### Written task
Return all lines below containing the word "Mapping".

### Supplied entries
·····

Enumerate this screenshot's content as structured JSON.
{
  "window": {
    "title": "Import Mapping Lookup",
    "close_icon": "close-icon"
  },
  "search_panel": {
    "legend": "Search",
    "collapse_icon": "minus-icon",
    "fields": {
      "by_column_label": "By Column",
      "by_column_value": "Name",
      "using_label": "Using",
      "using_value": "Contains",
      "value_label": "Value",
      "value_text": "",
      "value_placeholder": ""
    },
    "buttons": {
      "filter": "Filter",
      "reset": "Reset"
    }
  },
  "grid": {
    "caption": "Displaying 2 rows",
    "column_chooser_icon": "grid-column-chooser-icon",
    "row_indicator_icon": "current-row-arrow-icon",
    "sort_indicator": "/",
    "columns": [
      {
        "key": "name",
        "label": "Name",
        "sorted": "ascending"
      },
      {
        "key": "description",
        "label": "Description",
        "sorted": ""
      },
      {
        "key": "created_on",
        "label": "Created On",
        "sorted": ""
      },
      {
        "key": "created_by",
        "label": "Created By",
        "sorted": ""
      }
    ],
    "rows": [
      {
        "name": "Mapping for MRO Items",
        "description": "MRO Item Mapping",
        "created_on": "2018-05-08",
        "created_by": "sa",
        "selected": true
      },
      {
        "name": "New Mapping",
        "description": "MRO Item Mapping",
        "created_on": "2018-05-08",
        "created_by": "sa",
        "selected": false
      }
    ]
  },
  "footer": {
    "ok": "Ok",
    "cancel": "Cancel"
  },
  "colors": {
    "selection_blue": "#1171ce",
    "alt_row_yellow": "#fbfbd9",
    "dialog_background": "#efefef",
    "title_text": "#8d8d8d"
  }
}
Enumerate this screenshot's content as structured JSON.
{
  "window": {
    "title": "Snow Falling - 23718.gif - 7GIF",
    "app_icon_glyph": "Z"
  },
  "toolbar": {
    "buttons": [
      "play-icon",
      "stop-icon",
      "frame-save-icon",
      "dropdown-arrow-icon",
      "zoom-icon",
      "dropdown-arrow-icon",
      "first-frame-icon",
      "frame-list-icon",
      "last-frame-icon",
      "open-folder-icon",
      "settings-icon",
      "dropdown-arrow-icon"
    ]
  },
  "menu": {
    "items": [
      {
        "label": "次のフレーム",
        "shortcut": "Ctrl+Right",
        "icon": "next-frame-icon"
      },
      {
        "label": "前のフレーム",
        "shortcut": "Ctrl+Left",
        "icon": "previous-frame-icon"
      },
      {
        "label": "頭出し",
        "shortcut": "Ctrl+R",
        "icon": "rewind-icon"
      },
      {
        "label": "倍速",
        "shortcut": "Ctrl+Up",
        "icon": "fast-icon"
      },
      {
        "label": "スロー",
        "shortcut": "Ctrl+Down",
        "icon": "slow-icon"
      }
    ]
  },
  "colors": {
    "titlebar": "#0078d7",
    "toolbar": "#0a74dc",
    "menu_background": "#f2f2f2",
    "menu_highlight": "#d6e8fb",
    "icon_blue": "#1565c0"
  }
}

·····

### Solution to the problem
    "title": "Import Mapping Lookup",
        "name": "Mapping for MRO Items",
        "description": "MRO Item Mapping",
        "name": "New Mapping",
        "description": "MRO Item Mapping",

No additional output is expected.